Extract all lines from the data beneath that include the word "desenvolvimento".

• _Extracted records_
::::::

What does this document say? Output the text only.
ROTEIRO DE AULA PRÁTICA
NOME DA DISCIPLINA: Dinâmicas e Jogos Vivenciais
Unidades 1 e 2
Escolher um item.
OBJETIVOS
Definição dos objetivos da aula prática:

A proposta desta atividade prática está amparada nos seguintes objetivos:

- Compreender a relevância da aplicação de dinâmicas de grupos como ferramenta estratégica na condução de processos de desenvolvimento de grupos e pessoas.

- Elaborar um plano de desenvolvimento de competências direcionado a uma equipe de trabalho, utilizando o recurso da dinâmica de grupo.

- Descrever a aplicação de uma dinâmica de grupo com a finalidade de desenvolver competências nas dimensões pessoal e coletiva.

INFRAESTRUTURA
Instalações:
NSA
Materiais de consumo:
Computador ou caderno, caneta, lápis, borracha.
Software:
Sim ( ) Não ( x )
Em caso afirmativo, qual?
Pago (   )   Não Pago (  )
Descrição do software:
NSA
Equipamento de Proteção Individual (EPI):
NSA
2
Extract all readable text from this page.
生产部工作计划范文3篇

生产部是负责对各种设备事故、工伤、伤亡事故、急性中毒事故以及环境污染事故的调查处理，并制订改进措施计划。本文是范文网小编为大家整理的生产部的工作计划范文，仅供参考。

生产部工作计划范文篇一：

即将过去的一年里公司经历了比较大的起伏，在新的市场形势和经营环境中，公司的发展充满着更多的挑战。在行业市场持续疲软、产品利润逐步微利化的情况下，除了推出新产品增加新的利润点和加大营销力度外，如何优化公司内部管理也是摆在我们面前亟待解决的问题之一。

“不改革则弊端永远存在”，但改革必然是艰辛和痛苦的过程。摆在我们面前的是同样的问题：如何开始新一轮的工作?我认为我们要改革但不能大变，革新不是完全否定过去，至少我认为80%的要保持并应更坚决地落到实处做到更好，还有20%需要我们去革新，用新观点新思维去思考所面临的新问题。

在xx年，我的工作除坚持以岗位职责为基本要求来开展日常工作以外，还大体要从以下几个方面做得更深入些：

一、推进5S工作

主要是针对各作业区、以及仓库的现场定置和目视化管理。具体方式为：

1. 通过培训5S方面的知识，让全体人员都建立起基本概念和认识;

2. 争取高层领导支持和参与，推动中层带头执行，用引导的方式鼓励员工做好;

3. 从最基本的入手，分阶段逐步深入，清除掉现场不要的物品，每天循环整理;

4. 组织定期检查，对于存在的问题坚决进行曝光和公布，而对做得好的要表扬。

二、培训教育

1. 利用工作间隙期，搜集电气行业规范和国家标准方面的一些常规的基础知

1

::::::

• _Output of the task_
- Compreender a relevância da aplicação de dinâmicas de grupos como ferramenta estratégica na condução de processos de desenvolvimento de grupos e pessoas.
- Elaborar um plano de desenvolvimento de competências direcionado a uma equipe de trabalho, utilizando o recurso da dinâmica de grupo.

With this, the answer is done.